Problem to work on — In the text on particle flow lubrication, what does Section 2 introduce?

Text provided —
>>>

Solid particle lubrication media itself is a discrete body, which has the characteristics of discontinuity and anisotropy [28]. Particle flow lubrication system is a complex and enormous system with many unique dynamic behaviors [29]. Many scholars have studied the characteristics of particle flow lubrication through theoretical and numerical methods from different aspects. However, the related research works through the experimental methods are still very lacking, which leads to the failure to fully understand the tribological characteristics of particle flow lubrication, and also hinders the application and promotion of this technology in the industry. In this study, a self-developed experimental device was used to study the sliding tribological characteristics of parallel plates under dense particle lubrication, the friction behaviors of particle flow lubrication was observed under the influence of the pressure load as well as the sliding velocity, aiming to provide the basis for the application of particle flow lubrication. The rest of this study is arranged as follows. Section 2 briefly introduces the material properties and the experimental apparatus. Section 3 is composed of three parts: part 1 is the comparative study of particle flow lubrication with the other typical lubrication methods, part 2 observe the influence of pressure load on sliding friction, the influence of sliding velocity on sliding friction is analyzed in part 3. Section 4 summarizes this study.

<<<

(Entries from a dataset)
>>>

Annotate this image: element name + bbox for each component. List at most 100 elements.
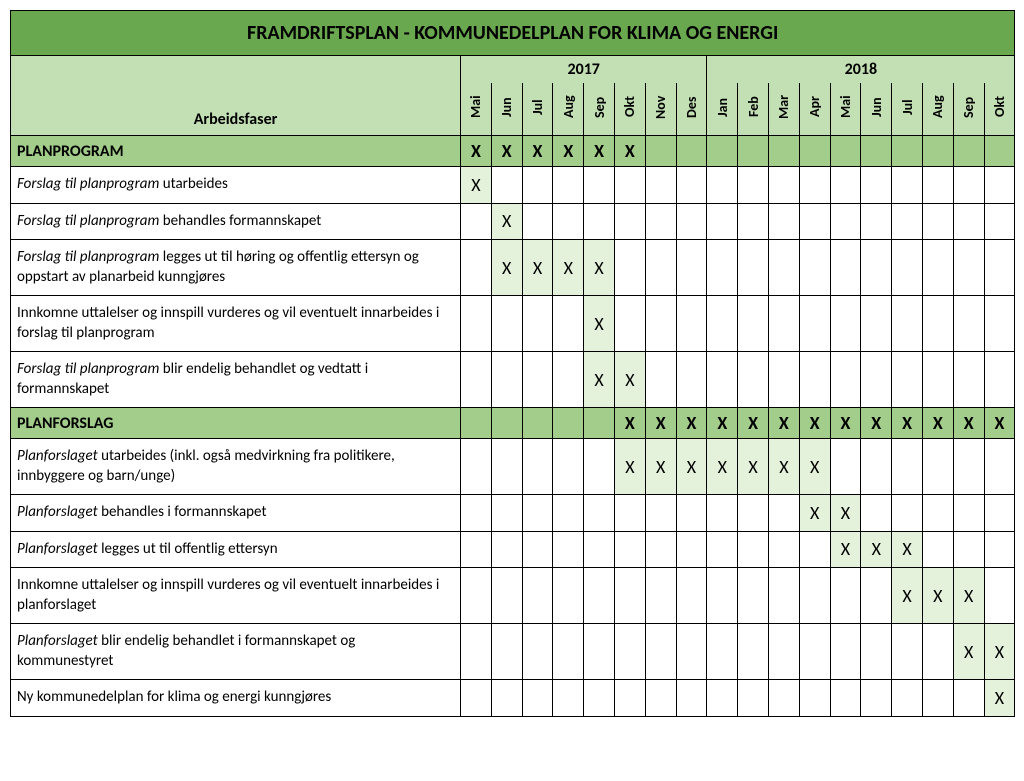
task-mark [738, 495, 769, 532]
task-mark [738, 680, 769, 717]
task-mark [768, 624, 799, 680]
task-italic-prefix: Forslag til planprogram [17, 360, 159, 378]
task-mark [830, 167, 861, 204]
task-mark [553, 568, 584, 624]
task-mark [892, 167, 923, 204]
title-cell: FRAMDRIFTSPLAN - KOMMUNEDELPLAN FOR KLIM… [11, 11, 1015, 56]
task-mark [491, 296, 522, 352]
task-mark [461, 203, 492, 240]
task-mark [861, 624, 892, 680]
task-mark [645, 624, 676, 680]
task-mark [676, 240, 707, 296]
task-italic-prefix: Forslag til planprogram [17, 248, 159, 266]
month-header-okt-17: Okt [984, 83, 1015, 136]
task-mark [861, 296, 892, 352]
section-mark: X [738, 408, 769, 439]
task-mark: X [984, 624, 1015, 680]
task-mark: X [830, 531, 861, 568]
task-mark [522, 624, 553, 680]
month-header-mai-12: Mai [830, 83, 861, 136]
section-mark [922, 136, 953, 167]
task-mark [799, 167, 830, 204]
task-mark [861, 680, 892, 717]
task-row: Forslag til planprogram legges ut til hø… [11, 240, 1015, 296]
task-mark [768, 296, 799, 352]
section-mark [522, 408, 553, 439]
task-mark [738, 624, 769, 680]
task-mark: X [892, 568, 923, 624]
task-mark [522, 352, 553, 408]
task-mark: X [676, 439, 707, 495]
task-mark [738, 167, 769, 204]
task-mark [707, 240, 738, 296]
task-mark [645, 240, 676, 296]
task-mark [522, 167, 553, 204]
task-mark [491, 439, 522, 495]
task-mark: X [491, 240, 522, 296]
task-mark [614, 296, 645, 352]
task-mark [892, 240, 923, 296]
task-mark [614, 203, 645, 240]
task-mark [614, 167, 645, 204]
month-header-jun-13: Jun [861, 83, 892, 136]
task-mark [922, 203, 953, 240]
task-mark [953, 296, 984, 352]
task-mark [984, 296, 1015, 352]
section-mark: X [614, 408, 645, 439]
task-row: Forslag til planprogram blir endelig beh… [11, 352, 1015, 408]
month-header-row: ArbeidsfaserMaiJunJulAugSepOktNovDesJanF… [11, 83, 1015, 136]
task-mark [614, 531, 645, 568]
task-mark [676, 531, 707, 568]
task-mark [799, 680, 830, 717]
task-mark [953, 439, 984, 495]
framdriftsplan-table: FRAMDRIFTSPLAN - KOMMUNEDELPLAN FOR KLIM… [10, 10, 1015, 717]
month-header-feb-9: Feb [738, 83, 769, 136]
task-mark [707, 167, 738, 204]
task-mark: X [953, 624, 984, 680]
task-mark [768, 203, 799, 240]
section-mark: X [676, 408, 707, 439]
task-mark [676, 352, 707, 408]
task-mark [707, 624, 738, 680]
section-mark: X [645, 408, 676, 439]
task-mark [707, 296, 738, 352]
task-mark [676, 568, 707, 624]
task-mark [922, 240, 953, 296]
section-mark [707, 136, 738, 167]
task-mark [953, 167, 984, 204]
section-mark: X [491, 136, 522, 167]
task-mark [645, 495, 676, 532]
month-header-mar-10: Mar [768, 83, 799, 136]
section-mark [892, 136, 923, 167]
task-mark [892, 624, 923, 680]
section-mark [799, 136, 830, 167]
year-2018: 2018 [707, 56, 1015, 84]
task-mark [522, 296, 553, 352]
task-label: Planforslaget legges ut til offentlig et… [11, 531, 461, 568]
task-mark [707, 680, 738, 717]
section-mark [461, 408, 492, 439]
task-mark [461, 680, 492, 717]
task-italic-prefix: Planforslaget [17, 447, 98, 465]
task-mark [892, 296, 923, 352]
task-mark [645, 203, 676, 240]
task-mark [553, 167, 584, 204]
task-row: Planforslaget blir endelig behandlet i f… [11, 624, 1015, 680]
task-italic-prefix: Planforslaget [17, 632, 98, 650]
task-row: Planforslaget utarbeides (inkl. også med… [11, 439, 1015, 495]
section-row: PLANFORSLAGXXXXXXXXXXXXX [11, 408, 1015, 439]
task-mark [984, 167, 1015, 204]
task-italic-prefix: Planforslaget [17, 503, 98, 521]
task-mark [830, 240, 861, 296]
task-mark [461, 439, 492, 495]
task-mark: X [922, 568, 953, 624]
task-mark [738, 240, 769, 296]
task-mark: X [861, 531, 892, 568]
task-mark [892, 352, 923, 408]
task-mark [614, 568, 645, 624]
task-mark [738, 531, 769, 568]
task-mark [768, 167, 799, 204]
task-mark: X [892, 531, 923, 568]
task-mark [522, 203, 553, 240]
task-mark [799, 352, 830, 408]
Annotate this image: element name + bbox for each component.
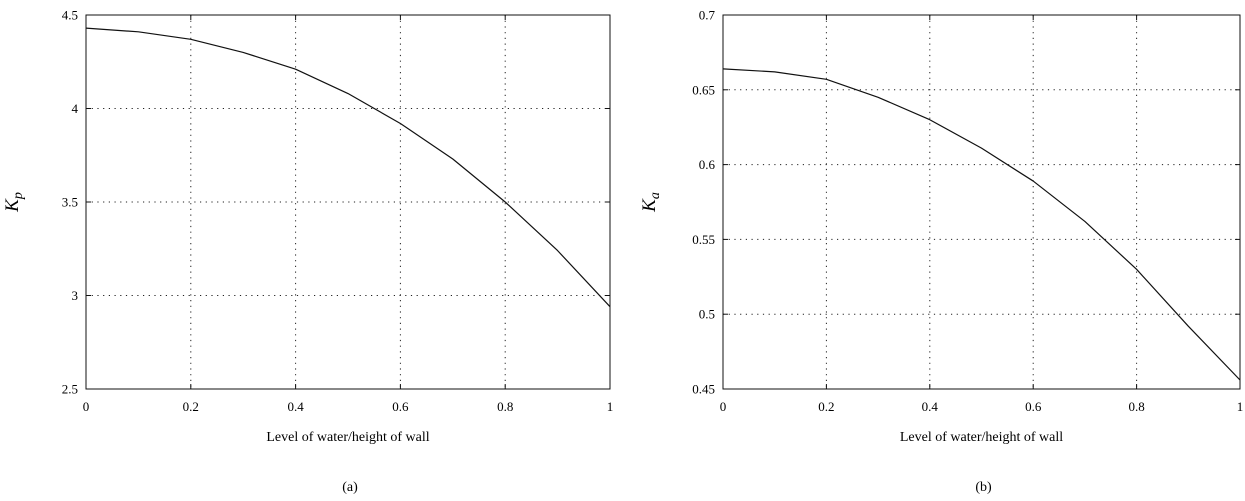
x-tick-label: 0.8	[497, 399, 513, 414]
y-axis-label: Kp	[2, 192, 26, 213]
chart-panel-a: 0 0.2 0.4 0.6 0.8 1 2.5 3 3.5 4 4.5 Level of water/…	[2, 8, 613, 496]
y-tick-label: 3.5	[62, 195, 78, 210]
x-tick-label: 0.6	[392, 399, 409, 414]
x-tick-label: 0.2	[183, 399, 199, 414]
y-axis-label-main: K	[639, 198, 660, 213]
plot-frame	[722, 14, 1241, 390]
x-axis-label: Level of water/height of wall	[266, 430, 429, 445]
y-tick-label: 3	[72, 288, 79, 303]
x-tick-label: 0.4	[287, 399, 304, 414]
x-tick-label: 0	[83, 399, 90, 414]
chart-panel-b: 0 0.2 0.4 0.6 0.8 1 0.45 0.5 0.55 0.6 0.65 0.7 Level…	[639, 8, 1243, 496]
y-tick-label: 4.5	[62, 8, 78, 23]
y-tick-label: 4	[72, 101, 79, 116]
series-line	[722, 68, 1241, 381]
series-line	[85, 27, 611, 308]
x-tick-label: 0.8	[1128, 399, 1144, 414]
x-axis-label: Level of water/height of wall	[900, 430, 1063, 445]
x-tick-label: 0	[720, 399, 727, 414]
y-tick-label: 0.45	[692, 382, 715, 397]
y-tick-label: 0.7	[699, 8, 716, 23]
panel-label: (b)	[975, 480, 992, 495]
panel-label: (a)	[342, 480, 358, 495]
y-tick-label: 2.5	[62, 382, 78, 397]
y-tick-label: 0.5	[699, 307, 715, 322]
y-axis-label-subscript: a	[648, 192, 663, 199]
x-tick-label: 0.4	[922, 399, 939, 414]
y-tick-label: 0.6	[699, 157, 716, 172]
y-tick-label: 0.55	[692, 232, 715, 247]
x-tick-label: 1	[607, 399, 614, 414]
y-tick-label: 0.65	[692, 82, 715, 97]
x-tick-label: 1	[1237, 399, 1244, 414]
x-tick-label: 0.6	[1025, 399, 1042, 414]
x-tick-label: 0.2	[818, 399, 834, 414]
y-axis-label: Ka	[639, 192, 663, 213]
y-axis-label-main: K	[2, 198, 23, 213]
y-axis-label-subscript: p	[11, 192, 26, 200]
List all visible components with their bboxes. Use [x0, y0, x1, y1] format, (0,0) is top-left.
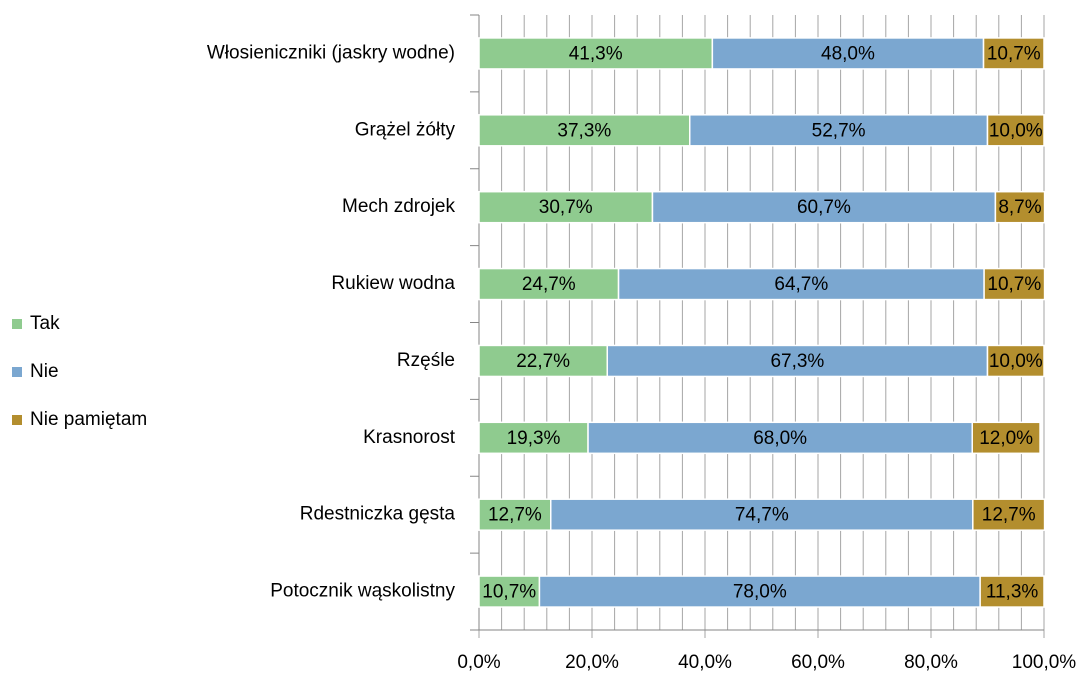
data-label: 10,7% [987, 274, 1041, 295]
bar-segment [986, 114, 1045, 147]
bar-segment [587, 421, 973, 455]
x-tick-label: 100,0% [1012, 652, 1077, 673]
data-label: 19,3% [507, 428, 561, 449]
bar-segment [606, 344, 989, 378]
data-label: 12,7% [488, 505, 542, 526]
data-label: 60,7% [797, 197, 851, 218]
bar-segment [651, 190, 997, 224]
data-label: 12,7% [982, 505, 1036, 526]
data-label: 10,0% [989, 120, 1043, 141]
data-label: 12,0% [979, 428, 1033, 449]
data-label: 64,7% [774, 274, 828, 295]
data-label: 11,3% [986, 582, 1039, 603]
x-tick-label: 20,0% [565, 652, 619, 673]
legend-label: Nie [30, 361, 59, 382]
bar-segment [617, 267, 985, 301]
data-label: 67,3% [770, 351, 824, 372]
bar-segment [982, 37, 1045, 70]
data-label: 48,0% [821, 43, 875, 64]
bar-segment [972, 498, 1046, 531]
legend-label: Tak [30, 313, 60, 334]
legend-swatch [12, 319, 22, 329]
data-label: 8,7% [998, 197, 1041, 218]
data-label: 41,3% [569, 43, 623, 64]
data-label: 10,0% [989, 351, 1043, 372]
data-label: 22,7% [516, 351, 570, 372]
y-tick-label: Rdestniczka gęsta [300, 504, 456, 525]
y-tick-label: Krasnorost [363, 427, 456, 448]
x-tick-label: 80,0% [904, 652, 958, 673]
data-label: 68,0% [753, 428, 807, 449]
bar-segment [478, 37, 714, 70]
data-label: 10,7% [987, 43, 1041, 64]
y-tick-label: Rzęśle [397, 350, 455, 371]
y-tick-label: Mech zdrojek [342, 196, 455, 217]
bar-segment [986, 344, 1045, 378]
bar-segment [478, 344, 609, 378]
bar-segment [979, 575, 1045, 608]
bar-segment [538, 575, 981, 608]
data-label: 74,7% [735, 505, 789, 526]
y-tick-label: Rukiew wodna [331, 273, 455, 294]
bar-segment [478, 190, 654, 224]
bar-segment [994, 190, 1046, 224]
x-tick-label: 40,0% [678, 652, 732, 673]
legend-label: Nie pamiętam [30, 409, 147, 430]
x-tick-label: 60,0% [791, 652, 845, 673]
bar-segment [550, 498, 974, 531]
bar-segment [983, 267, 1046, 301]
y-tick-label: Włosieniczniki (jaskry wodne) [207, 42, 455, 63]
y-tick-label: Potocznik wąskolistny [270, 581, 455, 602]
data-label: 24,7% [522, 274, 576, 295]
data-label: 52,7% [812, 120, 866, 141]
data-label: 30,7% [539, 197, 593, 218]
bar-segment [478, 421, 589, 455]
data-label: 10,7% [482, 582, 536, 603]
legend-swatch [12, 415, 22, 425]
data-label: 37,3% [557, 120, 611, 141]
bar-segment [971, 421, 1041, 455]
x-tick-label: 0,0% [457, 652, 500, 673]
y-tick-label: Grążel żółty [355, 119, 456, 140]
bar-segment [478, 267, 620, 301]
data-label: 78,0% [733, 582, 787, 603]
bar-segment [688, 114, 989, 147]
legend-swatch [12, 367, 22, 377]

<<<

Response — The material properties and the experimental apparatus.